__AIM__. Look through the lines below and extract any with the word "très".

__INPUT DATA__.
┌──

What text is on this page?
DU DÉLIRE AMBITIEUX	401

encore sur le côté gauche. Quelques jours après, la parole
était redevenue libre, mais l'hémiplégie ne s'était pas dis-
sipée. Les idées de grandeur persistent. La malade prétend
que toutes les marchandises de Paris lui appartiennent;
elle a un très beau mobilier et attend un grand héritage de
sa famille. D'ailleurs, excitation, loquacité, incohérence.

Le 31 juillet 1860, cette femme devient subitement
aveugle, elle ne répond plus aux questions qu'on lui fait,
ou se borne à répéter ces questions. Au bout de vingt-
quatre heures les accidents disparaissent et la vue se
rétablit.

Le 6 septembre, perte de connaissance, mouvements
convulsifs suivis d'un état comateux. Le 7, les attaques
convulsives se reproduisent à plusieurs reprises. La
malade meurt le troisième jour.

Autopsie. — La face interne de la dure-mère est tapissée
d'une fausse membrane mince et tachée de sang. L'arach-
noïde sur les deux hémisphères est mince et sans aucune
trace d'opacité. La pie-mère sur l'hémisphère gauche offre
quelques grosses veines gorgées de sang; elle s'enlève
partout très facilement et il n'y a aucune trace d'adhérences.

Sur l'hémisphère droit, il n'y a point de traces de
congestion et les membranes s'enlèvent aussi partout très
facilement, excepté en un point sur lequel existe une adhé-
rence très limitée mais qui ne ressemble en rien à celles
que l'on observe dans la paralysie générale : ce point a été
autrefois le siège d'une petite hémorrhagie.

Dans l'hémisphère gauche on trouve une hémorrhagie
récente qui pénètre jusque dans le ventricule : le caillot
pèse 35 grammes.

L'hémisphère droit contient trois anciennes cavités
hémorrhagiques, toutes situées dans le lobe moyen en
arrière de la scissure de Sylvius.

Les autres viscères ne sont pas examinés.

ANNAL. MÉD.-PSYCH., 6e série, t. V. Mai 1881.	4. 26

└──

__TASK RESPONSE__.
elle a un très beau mobilier et attend un grand héritage de
partout très facilement et il n'y a aucune trace d'adhérences.
congestion et les membranes s'enlèvent aussi partout très
rence très limitée mais qui ne ressemble en rien à celles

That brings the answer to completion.